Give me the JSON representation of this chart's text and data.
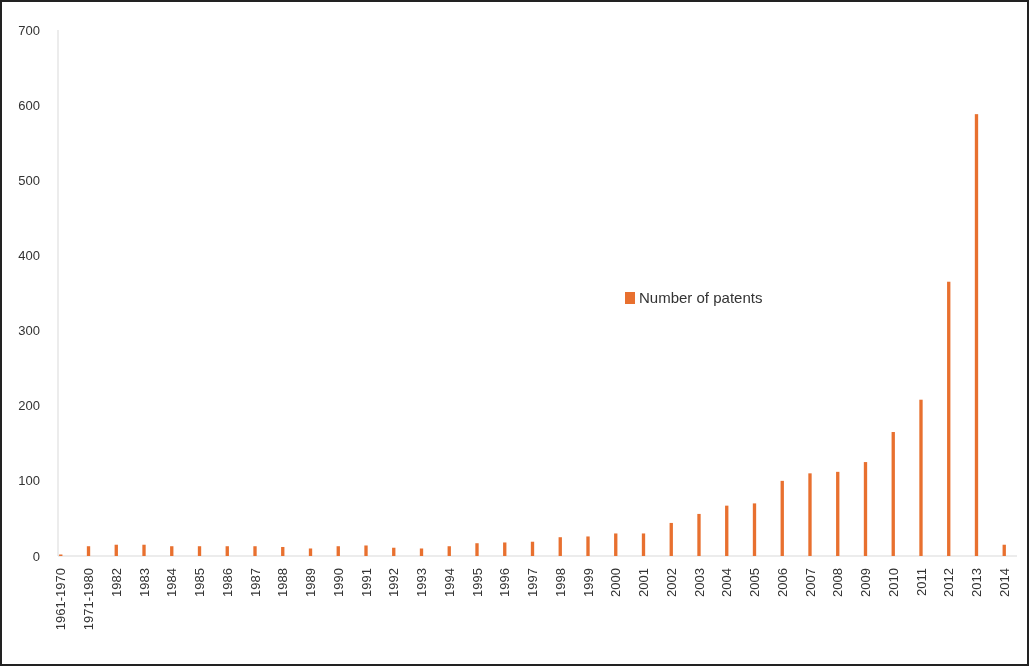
{
  "chart_data": {
    "type": "bar",
    "categories": [
      "1961-1970",
      "1971-1980",
      "1982",
      "1983",
      "1984",
      "1985",
      "1986",
      "1987",
      "1988",
      "1989",
      "1990",
      "1991",
      "1992",
      "1993",
      "1994",
      "1995",
      "1996",
      "1997",
      "1998",
      "1999",
      "2000",
      "2001",
      "2002",
      "2003",
      "2004",
      "2005",
      "2006",
      "2007",
      "2008",
      "2009",
      "2010",
      "2011",
      "2012",
      "2013",
      "2014"
    ],
    "series": [
      {
        "name": "Number of patents",
        "color": "#e8702f",
        "values": [
          2,
          13,
          15,
          15,
          13,
          13,
          13,
          13,
          12,
          10,
          13,
          14,
          11,
          10,
          13,
          17,
          18,
          19,
          25,
          26,
          30,
          30,
          44,
          56,
          67,
          70,
          100,
          110,
          112,
          125,
          165,
          208,
          365,
          588,
          15
        ]
      }
    ],
    "ylim": [
      0,
      700
    ],
    "yticks": [
      0,
      100,
      200,
      300,
      400,
      500,
      600,
      700
    ],
    "grid": false,
    "legend": "right"
  }
}
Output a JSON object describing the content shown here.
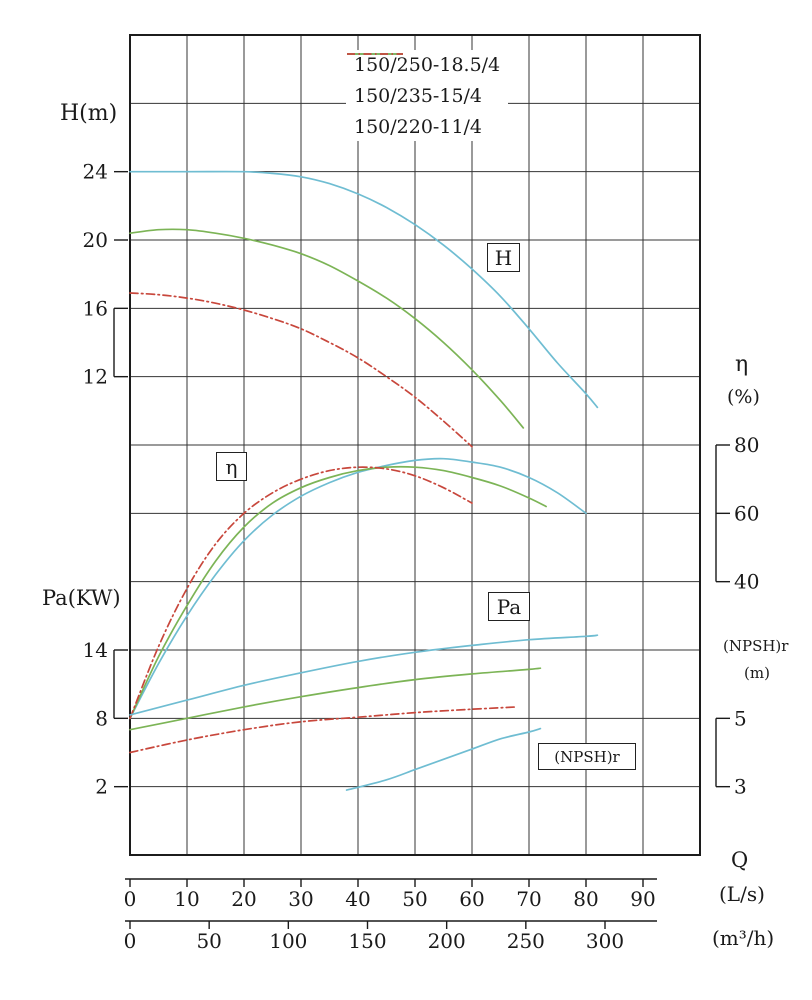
{
  "labels": {
    "h_axis": "H(m)",
    "pa_axis": "Pa(KW)",
    "eta": "η",
    "eta_unit": "(%)",
    "npshr": "(NPSH)r",
    "npsh_unit": "(m)",
    "q": "Q",
    "q_unit_ls": "(L/s)",
    "q_unit_m3h": "(m³/h)",
    "box_h": "H",
    "box_eta": "η",
    "box_pa": "Pa",
    "box_npshr": "(NPSH)r"
  },
  "legend": {
    "items": [
      {
        "label": "150/250-18.5/4",
        "color": "#6fbdd2",
        "dash": null
      },
      {
        "label": "150/235-15/4",
        "color": "#7cb456",
        "dash": null
      },
      {
        "label": "150/220-11/4",
        "color": "#c8473c",
        "dash": "8 3.5 1.5 3.5"
      }
    ]
  },
  "chart_data": {
    "type": "line",
    "legend_position": "top-center",
    "grid": {
      "rows": 12,
      "cols": 10
    },
    "x_axis": {
      "label": "Q",
      "max_ls": 100,
      "units": [
        {
          "name": "L/s",
          "to_ls": 1,
          "ticks": [
            0,
            10,
            20,
            30,
            40,
            50,
            60,
            70,
            80,
            90
          ]
        },
        {
          "name": "m³/h",
          "to_ls": 0.277778,
          "ticks": [
            0,
            50,
            100,
            150,
            200,
            250,
            300
          ]
        }
      ]
    },
    "y_axes": [
      {
        "id": "H",
        "label": "H(m)",
        "side": "left",
        "ticks": [
          24,
          20,
          16,
          12
        ],
        "top_value": 24,
        "top_div": 2,
        "units_per_div": 4,
        "bracket": [
          16,
          12
        ]
      },
      {
        "id": "eta",
        "label": "η(%)",
        "side": "right",
        "ticks": [
          80,
          60,
          40
        ],
        "top_value": 80,
        "top_div": 6,
        "units_per_div": 20,
        "bracket": [
          80,
          40
        ]
      },
      {
        "id": "Pa",
        "label": "Pa(KW)",
        "side": "left",
        "ticks": [
          14,
          8,
          2
        ],
        "top_value": 14,
        "top_div": 9,
        "units_per_div": 6,
        "bracket": [
          14,
          8
        ]
      },
      {
        "id": "NPSH",
        "label": "(NPSH)r (m)",
        "side": "right",
        "ticks": [
          5,
          3
        ],
        "top_value": 5,
        "top_div": 10,
        "units_per_div": 2,
        "bracket": [
          5,
          3
        ]
      }
    ],
    "series": [
      {
        "name": "H-150/250-18.5/4",
        "model": "150/250-18.5/4",
        "quantity": "H",
        "axis": "H",
        "color": "#6fbdd2",
        "dash": null,
        "points": [
          [
            0,
            24
          ],
          [
            10,
            24
          ],
          [
            20,
            24
          ],
          [
            25,
            23.9
          ],
          [
            30,
            23.7
          ],
          [
            35,
            23.3
          ],
          [
            40,
            22.7
          ],
          [
            45,
            21.9
          ],
          [
            50,
            20.9
          ],
          [
            55,
            19.7
          ],
          [
            60,
            18.3
          ],
          [
            65,
            16.7
          ],
          [
            70,
            14.8
          ],
          [
            75,
            12.8
          ],
          [
            80,
            11.0
          ],
          [
            82,
            10.2
          ]
        ]
      },
      {
        "name": "H-150/235-15/4",
        "model": "150/235-15/4",
        "quantity": "H",
        "axis": "H",
        "color": "#7cb456",
        "dash": null,
        "points": [
          [
            0,
            20.4
          ],
          [
            5,
            20.6
          ],
          [
            10,
            20.6
          ],
          [
            15,
            20.4
          ],
          [
            20,
            20.1
          ],
          [
            25,
            19.7
          ],
          [
            30,
            19.2
          ],
          [
            35,
            18.5
          ],
          [
            40,
            17.6
          ],
          [
            45,
            16.6
          ],
          [
            50,
            15.4
          ],
          [
            55,
            14.0
          ],
          [
            60,
            12.4
          ],
          [
            65,
            10.6
          ],
          [
            69,
            9.0
          ]
        ]
      },
      {
        "name": "H-150/220-11/4",
        "model": "150/220-11/4",
        "quantity": "H",
        "axis": "H",
        "color": "#c8473c",
        "dash": "8 3.5 1.5 3.5",
        "points": [
          [
            0,
            16.9
          ],
          [
            5,
            16.8
          ],
          [
            10,
            16.6
          ],
          [
            15,
            16.3
          ],
          [
            20,
            15.9
          ],
          [
            25,
            15.4
          ],
          [
            30,
            14.8
          ],
          [
            35,
            14.0
          ],
          [
            40,
            13.1
          ],
          [
            45,
            12.0
          ],
          [
            50,
            10.8
          ],
          [
            55,
            9.4
          ],
          [
            60,
            7.9
          ]
        ]
      },
      {
        "name": "eta-150/250-18.5/4",
        "model": "150/250-18.5/4",
        "quantity": "eta",
        "axis": "eta",
        "color": "#6fbdd2",
        "dash": null,
        "points": [
          [
            0,
            0
          ],
          [
            5,
            16
          ],
          [
            10,
            30
          ],
          [
            15,
            42
          ],
          [
            20,
            52
          ],
          [
            25,
            59.5
          ],
          [
            30,
            65
          ],
          [
            35,
            69
          ],
          [
            40,
            72
          ],
          [
            45,
            74
          ],
          [
            50,
            75.5
          ],
          [
            55,
            76
          ],
          [
            60,
            75
          ],
          [
            65,
            73.5
          ],
          [
            70,
            70.5
          ],
          [
            75,
            66
          ],
          [
            80,
            60
          ]
        ]
      },
      {
        "name": "eta-150/235-15/4",
        "model": "150/235-15/4",
        "quantity": "eta",
        "axis": "eta",
        "color": "#7cb456",
        "dash": null,
        "points": [
          [
            0,
            0
          ],
          [
            5,
            18
          ],
          [
            10,
            33
          ],
          [
            15,
            46
          ],
          [
            20,
            56
          ],
          [
            25,
            63
          ],
          [
            30,
            67.5
          ],
          [
            35,
            70.5
          ],
          [
            40,
            72.5
          ],
          [
            45,
            73.5
          ],
          [
            50,
            73.5
          ],
          [
            55,
            72.5
          ],
          [
            60,
            70.5
          ],
          [
            65,
            68
          ],
          [
            70,
            64.5
          ],
          [
            73,
            62
          ]
        ]
      },
      {
        "name": "eta-150/220-11/4",
        "model": "150/220-11/4",
        "quantity": "eta",
        "axis": "eta",
        "color": "#c8473c",
        "dash": "8 3.5 1.5 3.5",
        "points": [
          [
            0,
            0
          ],
          [
            5,
            21
          ],
          [
            10,
            38
          ],
          [
            15,
            51
          ],
          [
            20,
            60
          ],
          [
            25,
            66
          ],
          [
            30,
            70
          ],
          [
            35,
            72.5
          ],
          [
            40,
            73.5
          ],
          [
            45,
            73
          ],
          [
            50,
            71
          ],
          [
            55,
            67.5
          ],
          [
            60,
            63
          ]
        ]
      },
      {
        "name": "Pa-150/250-18.5/4",
        "model": "150/250-18.5/4",
        "quantity": "Pa",
        "axis": "Pa",
        "color": "#6fbdd2",
        "dash": null,
        "points": [
          [
            0,
            8.3
          ],
          [
            10,
            9.6
          ],
          [
            20,
            10.9
          ],
          [
            30,
            12.0
          ],
          [
            40,
            13.0
          ],
          [
            50,
            13.8
          ],
          [
            60,
            14.4
          ],
          [
            70,
            14.9
          ],
          [
            80,
            15.2
          ],
          [
            82,
            15.3
          ]
        ]
      },
      {
        "name": "Pa-150/235-15/4",
        "model": "150/235-15/4",
        "quantity": "Pa",
        "axis": "Pa",
        "color": "#7cb456",
        "dash": null,
        "points": [
          [
            0,
            7.0
          ],
          [
            10,
            8.0
          ],
          [
            20,
            9.0
          ],
          [
            30,
            9.9
          ],
          [
            40,
            10.7
          ],
          [
            50,
            11.4
          ],
          [
            60,
            11.9
          ],
          [
            70,
            12.3
          ],
          [
            72,
            12.4
          ]
        ]
      },
      {
        "name": "Pa-150/220-11/4",
        "model": "150/220-11/4",
        "quantity": "Pa",
        "axis": "Pa",
        "color": "#c8473c",
        "dash": "8 3.5 1.5 3.5",
        "points": [
          [
            0,
            5.0
          ],
          [
            10,
            6.1
          ],
          [
            20,
            7.0
          ],
          [
            30,
            7.7
          ],
          [
            40,
            8.1
          ],
          [
            50,
            8.5
          ],
          [
            60,
            8.8
          ],
          [
            68,
            9.0
          ]
        ]
      },
      {
        "name": "NPSHr-150/250-18.5/4",
        "model": "150/250-18.5/4",
        "quantity": "NPSHr",
        "axis": "NPSH",
        "color": "#6fbdd2",
        "dash": null,
        "points": [
          [
            38,
            2.9
          ],
          [
            45,
            3.2
          ],
          [
            50,
            3.5
          ],
          [
            55,
            3.8
          ],
          [
            60,
            4.1
          ],
          [
            65,
            4.4
          ],
          [
            70,
            4.6
          ],
          [
            72,
            4.7
          ]
        ]
      }
    ]
  }
}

· · ·

■ Task brief
Answer with one number only: how many lines above contain the word "JSON".

■ Written answer
2